_REQUEST_
Pull every line containing "Place" out of the material below.

_A run of records_
================

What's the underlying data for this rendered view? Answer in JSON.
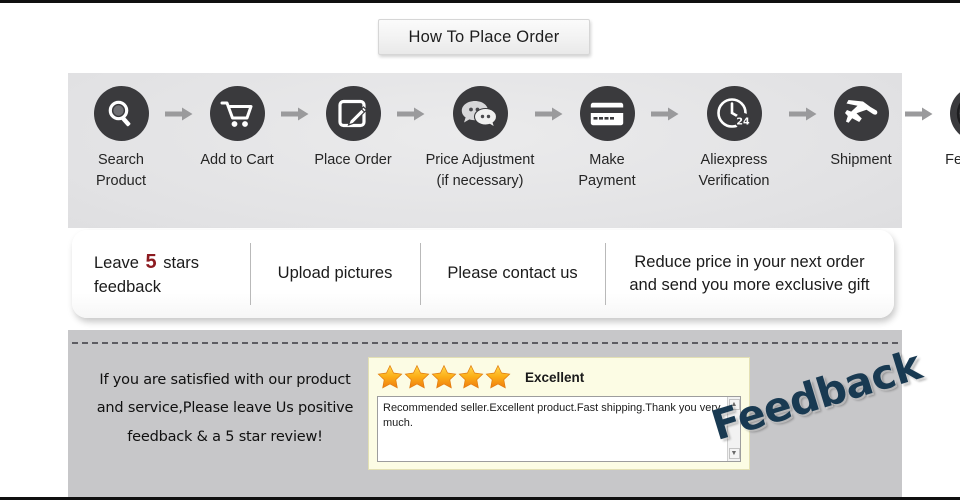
{
  "title": {
    "text": "How To Place Order"
  },
  "steps": [
    {
      "icon": "magnifier-icon",
      "label_line1": "Search",
      "label_line2": "Product"
    },
    {
      "icon": "shopping-cart-icon",
      "label_line1": "Add to Cart",
      "label_line2": ""
    },
    {
      "icon": "edit-note-icon",
      "label_line1": "Place Order",
      "label_line2": ""
    },
    {
      "icon": "chat-bubbles-icon",
      "label_line1": "Price Adjustment",
      "label_line2": "(if necessary)"
    },
    {
      "icon": "credit-card-icon",
      "label_line1": "Make",
      "label_line2": "Payment"
    },
    {
      "icon": "clock-24-icon",
      "label_line1": "Aliexpress",
      "label_line2": "Verification"
    },
    {
      "icon": "airplane-icon",
      "label_line1": "Shipment",
      "label_line2": ""
    },
    {
      "icon": "thumbs-up-icon",
      "label_line1": "Feedback",
      "label_line2": ""
    }
  ],
  "arrow_icon": "arrow-right-icon",
  "promises": [
    {
      "pre": "Leave ",
      "highlight": "5",
      "post": " stars feedback"
    },
    {
      "text": "Upload pictures"
    },
    {
      "text": "Please contact us"
    },
    {
      "line1": "Reduce  price in your next order",
      "line2": "and send you more exclusive gift"
    }
  ],
  "satisfaction": {
    "line1": "If you are satisfied with our product",
    "line2": "and service,Please leave Us positive",
    "line3": "feedback & a 5 star review!"
  },
  "review": {
    "star_count": 5,
    "rating_label": "Excellent",
    "text": "Recommended seller.Excellent product.Fast shipping.Thank you very much.",
    "scroll_up_glyph": "▲",
    "scroll_down_glyph": "▼"
  },
  "watermark": {
    "text": "Feedback"
  },
  "colors": {
    "disc": "#3a3a3d",
    "arrow": "#9a9a9c",
    "panel_bg": "#e3e3e5",
    "band_bg": "#c7c7c9",
    "highlight_five": "#8c1b20",
    "star_top": "#ffd24d",
    "star_bottom": "#ef7d10",
    "review_bg": "#fcfce4",
    "watermark": "#193a52"
  }
}
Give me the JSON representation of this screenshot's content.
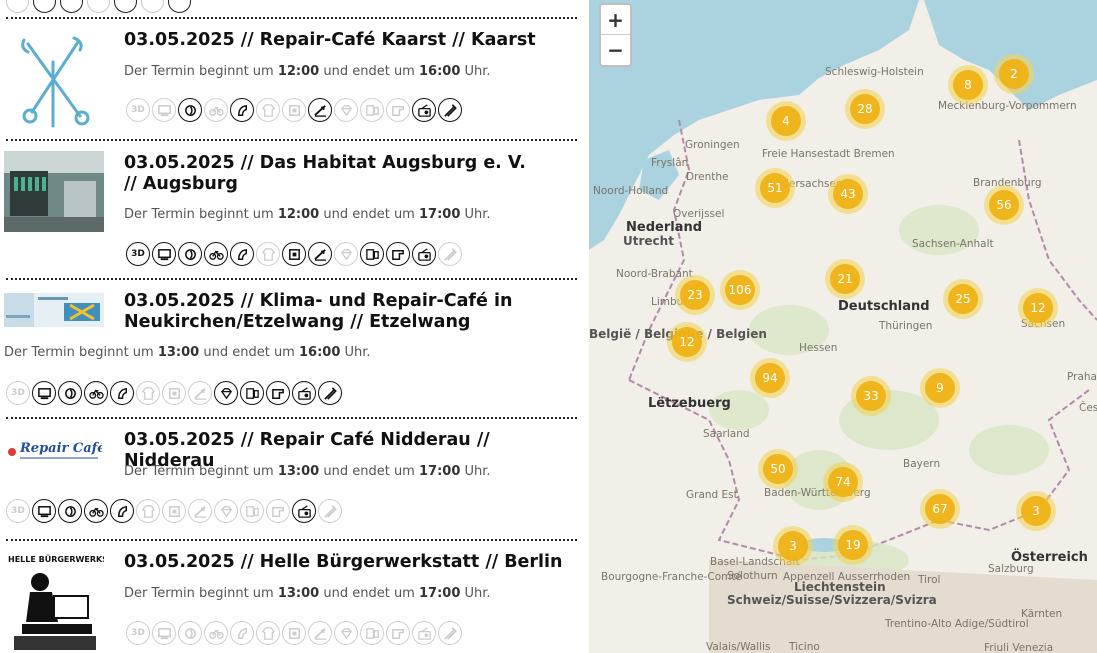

================

_ANSWER TO THE PROBLEM_
    "text": "How To Place Order"
      "label_line1": "Place Order",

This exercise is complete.